RECORDS PROVIDED:
(begin)

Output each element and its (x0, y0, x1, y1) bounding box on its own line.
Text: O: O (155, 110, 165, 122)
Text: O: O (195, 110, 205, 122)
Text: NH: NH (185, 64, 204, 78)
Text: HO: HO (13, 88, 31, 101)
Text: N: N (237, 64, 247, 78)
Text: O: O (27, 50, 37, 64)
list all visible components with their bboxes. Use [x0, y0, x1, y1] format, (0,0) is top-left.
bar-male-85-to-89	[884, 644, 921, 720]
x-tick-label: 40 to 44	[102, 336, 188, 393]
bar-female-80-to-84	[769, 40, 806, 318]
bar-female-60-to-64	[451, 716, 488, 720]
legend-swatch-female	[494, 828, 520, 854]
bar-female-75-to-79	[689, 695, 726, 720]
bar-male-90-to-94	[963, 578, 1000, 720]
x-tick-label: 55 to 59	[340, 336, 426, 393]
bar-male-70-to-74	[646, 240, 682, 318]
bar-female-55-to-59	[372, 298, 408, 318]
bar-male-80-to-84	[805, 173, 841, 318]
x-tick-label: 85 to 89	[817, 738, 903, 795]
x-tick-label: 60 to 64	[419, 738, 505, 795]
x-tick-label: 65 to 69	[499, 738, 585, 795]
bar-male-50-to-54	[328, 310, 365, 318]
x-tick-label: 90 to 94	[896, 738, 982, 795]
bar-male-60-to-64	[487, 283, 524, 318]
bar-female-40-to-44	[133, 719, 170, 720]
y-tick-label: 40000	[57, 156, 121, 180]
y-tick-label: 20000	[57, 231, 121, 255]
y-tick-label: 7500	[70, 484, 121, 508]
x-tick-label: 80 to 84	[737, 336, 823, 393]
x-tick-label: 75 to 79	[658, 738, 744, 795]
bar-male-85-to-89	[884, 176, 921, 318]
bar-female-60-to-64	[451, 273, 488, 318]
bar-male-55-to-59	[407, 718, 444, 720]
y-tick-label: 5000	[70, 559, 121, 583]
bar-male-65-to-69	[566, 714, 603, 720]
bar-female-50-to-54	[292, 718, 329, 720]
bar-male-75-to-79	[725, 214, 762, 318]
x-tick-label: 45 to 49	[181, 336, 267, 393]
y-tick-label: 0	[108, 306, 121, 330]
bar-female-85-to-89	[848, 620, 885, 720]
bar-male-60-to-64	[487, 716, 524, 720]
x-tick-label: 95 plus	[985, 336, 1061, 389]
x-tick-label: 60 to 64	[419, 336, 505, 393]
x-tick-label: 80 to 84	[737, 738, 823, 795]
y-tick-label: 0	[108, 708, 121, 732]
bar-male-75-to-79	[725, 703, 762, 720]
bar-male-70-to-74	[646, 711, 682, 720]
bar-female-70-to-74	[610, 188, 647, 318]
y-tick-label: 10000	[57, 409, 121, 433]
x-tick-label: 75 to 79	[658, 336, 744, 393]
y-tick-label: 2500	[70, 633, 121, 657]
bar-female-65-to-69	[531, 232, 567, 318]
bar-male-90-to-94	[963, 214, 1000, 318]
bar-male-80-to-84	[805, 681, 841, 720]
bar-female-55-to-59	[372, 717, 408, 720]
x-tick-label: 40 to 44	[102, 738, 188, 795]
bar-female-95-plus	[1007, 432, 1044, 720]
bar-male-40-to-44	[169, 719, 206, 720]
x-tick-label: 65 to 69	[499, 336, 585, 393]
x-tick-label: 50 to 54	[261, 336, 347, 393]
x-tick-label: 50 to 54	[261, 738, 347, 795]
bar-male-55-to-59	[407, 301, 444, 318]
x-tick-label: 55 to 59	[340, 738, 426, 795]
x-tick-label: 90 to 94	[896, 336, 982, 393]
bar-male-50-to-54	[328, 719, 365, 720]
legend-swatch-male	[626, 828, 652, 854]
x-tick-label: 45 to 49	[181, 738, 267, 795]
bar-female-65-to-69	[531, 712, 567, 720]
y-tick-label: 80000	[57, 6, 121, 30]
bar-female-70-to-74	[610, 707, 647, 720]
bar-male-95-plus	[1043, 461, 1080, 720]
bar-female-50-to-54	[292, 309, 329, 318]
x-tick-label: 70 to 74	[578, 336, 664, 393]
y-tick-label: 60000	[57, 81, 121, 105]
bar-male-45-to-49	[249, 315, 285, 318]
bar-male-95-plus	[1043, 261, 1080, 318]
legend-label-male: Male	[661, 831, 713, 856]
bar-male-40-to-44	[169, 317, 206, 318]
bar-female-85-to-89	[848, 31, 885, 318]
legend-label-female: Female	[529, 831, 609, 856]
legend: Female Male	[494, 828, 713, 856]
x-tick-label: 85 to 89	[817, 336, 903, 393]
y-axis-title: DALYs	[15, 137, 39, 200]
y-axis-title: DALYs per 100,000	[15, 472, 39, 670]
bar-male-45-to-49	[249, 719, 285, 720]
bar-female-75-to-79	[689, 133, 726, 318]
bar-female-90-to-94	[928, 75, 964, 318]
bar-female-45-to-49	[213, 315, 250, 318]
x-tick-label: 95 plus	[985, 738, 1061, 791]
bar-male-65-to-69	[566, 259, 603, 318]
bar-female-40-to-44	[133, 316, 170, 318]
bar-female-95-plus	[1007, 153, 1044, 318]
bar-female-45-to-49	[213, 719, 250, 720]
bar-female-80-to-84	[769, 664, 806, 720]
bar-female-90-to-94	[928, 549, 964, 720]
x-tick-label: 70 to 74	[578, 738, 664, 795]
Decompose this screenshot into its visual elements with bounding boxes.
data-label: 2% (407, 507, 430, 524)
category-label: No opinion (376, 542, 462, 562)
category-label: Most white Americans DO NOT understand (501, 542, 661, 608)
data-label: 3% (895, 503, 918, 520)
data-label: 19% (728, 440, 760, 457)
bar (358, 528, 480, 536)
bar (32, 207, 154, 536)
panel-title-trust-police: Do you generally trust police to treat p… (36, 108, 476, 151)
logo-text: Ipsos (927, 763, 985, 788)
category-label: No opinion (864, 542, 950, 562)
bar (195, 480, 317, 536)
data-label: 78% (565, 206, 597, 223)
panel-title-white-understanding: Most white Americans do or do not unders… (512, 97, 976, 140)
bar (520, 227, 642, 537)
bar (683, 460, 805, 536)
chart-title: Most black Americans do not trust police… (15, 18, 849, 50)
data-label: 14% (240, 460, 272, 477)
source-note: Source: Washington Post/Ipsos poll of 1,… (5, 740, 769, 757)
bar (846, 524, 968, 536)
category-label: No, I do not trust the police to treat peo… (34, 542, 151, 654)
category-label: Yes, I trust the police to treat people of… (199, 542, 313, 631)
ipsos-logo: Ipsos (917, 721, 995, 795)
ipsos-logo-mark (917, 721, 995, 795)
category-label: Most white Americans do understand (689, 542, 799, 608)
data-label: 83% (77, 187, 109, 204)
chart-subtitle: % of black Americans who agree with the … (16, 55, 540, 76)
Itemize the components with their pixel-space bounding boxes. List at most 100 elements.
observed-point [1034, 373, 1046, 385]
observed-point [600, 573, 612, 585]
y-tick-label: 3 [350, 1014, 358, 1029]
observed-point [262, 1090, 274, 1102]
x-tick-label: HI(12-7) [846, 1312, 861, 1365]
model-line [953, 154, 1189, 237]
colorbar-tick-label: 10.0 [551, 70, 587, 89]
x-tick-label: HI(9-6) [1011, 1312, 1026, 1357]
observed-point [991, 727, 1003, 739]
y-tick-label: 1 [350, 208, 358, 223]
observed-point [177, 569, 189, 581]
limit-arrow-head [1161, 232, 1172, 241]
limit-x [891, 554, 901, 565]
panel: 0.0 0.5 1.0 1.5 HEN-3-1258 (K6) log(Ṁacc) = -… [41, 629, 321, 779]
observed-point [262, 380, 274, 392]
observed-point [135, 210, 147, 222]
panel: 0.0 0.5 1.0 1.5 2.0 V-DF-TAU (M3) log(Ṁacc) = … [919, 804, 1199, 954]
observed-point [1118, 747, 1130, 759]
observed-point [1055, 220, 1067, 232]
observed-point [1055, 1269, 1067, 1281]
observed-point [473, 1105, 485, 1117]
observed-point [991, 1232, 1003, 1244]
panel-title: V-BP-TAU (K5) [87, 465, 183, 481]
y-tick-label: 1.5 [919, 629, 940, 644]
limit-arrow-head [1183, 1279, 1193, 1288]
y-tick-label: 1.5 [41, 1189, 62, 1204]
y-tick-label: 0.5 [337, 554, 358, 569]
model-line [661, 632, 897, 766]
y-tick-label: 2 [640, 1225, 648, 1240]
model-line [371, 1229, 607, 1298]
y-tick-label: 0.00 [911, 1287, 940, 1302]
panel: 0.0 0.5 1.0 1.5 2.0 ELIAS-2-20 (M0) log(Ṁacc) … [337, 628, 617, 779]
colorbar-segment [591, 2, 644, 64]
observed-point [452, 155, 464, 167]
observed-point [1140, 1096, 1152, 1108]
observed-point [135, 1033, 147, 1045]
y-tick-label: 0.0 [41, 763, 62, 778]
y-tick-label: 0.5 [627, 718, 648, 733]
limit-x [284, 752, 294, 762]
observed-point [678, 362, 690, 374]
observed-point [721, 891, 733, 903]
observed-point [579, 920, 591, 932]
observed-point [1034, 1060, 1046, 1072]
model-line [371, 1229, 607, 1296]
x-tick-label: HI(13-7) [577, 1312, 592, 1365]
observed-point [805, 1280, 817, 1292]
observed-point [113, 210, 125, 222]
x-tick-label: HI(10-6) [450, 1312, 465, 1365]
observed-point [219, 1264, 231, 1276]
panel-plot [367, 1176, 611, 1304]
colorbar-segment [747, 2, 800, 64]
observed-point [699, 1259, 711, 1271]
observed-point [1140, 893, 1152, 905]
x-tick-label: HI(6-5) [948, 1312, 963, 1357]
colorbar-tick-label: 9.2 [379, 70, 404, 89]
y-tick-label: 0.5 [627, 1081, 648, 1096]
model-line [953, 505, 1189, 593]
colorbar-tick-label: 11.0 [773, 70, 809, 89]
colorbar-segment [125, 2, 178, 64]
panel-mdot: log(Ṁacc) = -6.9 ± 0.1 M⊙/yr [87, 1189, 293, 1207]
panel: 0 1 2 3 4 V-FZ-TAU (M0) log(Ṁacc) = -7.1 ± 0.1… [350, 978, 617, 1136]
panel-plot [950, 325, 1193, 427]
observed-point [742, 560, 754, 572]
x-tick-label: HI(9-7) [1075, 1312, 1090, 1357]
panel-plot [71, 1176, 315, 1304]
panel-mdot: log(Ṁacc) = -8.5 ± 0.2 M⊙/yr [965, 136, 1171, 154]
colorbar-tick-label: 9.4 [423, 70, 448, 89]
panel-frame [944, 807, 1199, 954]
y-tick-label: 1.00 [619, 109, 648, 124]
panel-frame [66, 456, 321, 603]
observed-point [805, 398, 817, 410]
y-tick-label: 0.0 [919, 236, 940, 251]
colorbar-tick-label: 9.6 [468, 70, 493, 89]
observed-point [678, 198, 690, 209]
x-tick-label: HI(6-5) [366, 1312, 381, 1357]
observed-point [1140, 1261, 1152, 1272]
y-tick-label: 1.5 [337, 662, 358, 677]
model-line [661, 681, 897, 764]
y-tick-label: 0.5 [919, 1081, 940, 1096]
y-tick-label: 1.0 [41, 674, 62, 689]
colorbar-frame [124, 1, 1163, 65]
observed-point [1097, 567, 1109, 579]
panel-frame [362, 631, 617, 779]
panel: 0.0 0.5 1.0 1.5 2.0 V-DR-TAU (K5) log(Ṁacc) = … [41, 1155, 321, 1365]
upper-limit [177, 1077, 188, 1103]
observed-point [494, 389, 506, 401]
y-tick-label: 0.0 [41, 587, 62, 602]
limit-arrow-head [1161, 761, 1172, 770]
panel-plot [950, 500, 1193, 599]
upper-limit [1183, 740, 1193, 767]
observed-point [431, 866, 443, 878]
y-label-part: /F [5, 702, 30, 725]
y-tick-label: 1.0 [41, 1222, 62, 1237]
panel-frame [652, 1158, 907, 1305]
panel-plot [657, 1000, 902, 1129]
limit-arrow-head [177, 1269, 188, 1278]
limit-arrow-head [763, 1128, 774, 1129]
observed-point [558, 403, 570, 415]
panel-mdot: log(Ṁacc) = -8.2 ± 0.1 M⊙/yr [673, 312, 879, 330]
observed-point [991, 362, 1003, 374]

(end)

TASK TO CARRY OUT:
Reproduce the stretch of the material above from its first line through the line containing "695, 726, 720]", keeping every character unchanged.

RESULT BELOW:
Output each element and its (x0, y0, x1, y1) bounding box on its own line.
Text: O: O (155, 110, 165, 122)
Text: O: O (195, 110, 205, 122)
Text: NH: NH (185, 64, 204, 78)
Text: HO: HO (13, 88, 31, 101)
Text: N: N (237, 64, 247, 78)
Text: O: O (27, 50, 37, 64)
list all visible components with their bboxes. Use [x0, y0, x1, y1] format, (0,0) is top-left.
bar-male-85-to-89	[884, 644, 921, 720]
x-tick-label: 40 to 44	[102, 336, 188, 393]
bar-female-80-to-84	[769, 40, 806, 318]
bar-female-60-to-64	[451, 716, 488, 720]
legend-swatch-female	[494, 828, 520, 854]
bar-female-75-to-79	[689, 695, 726, 720]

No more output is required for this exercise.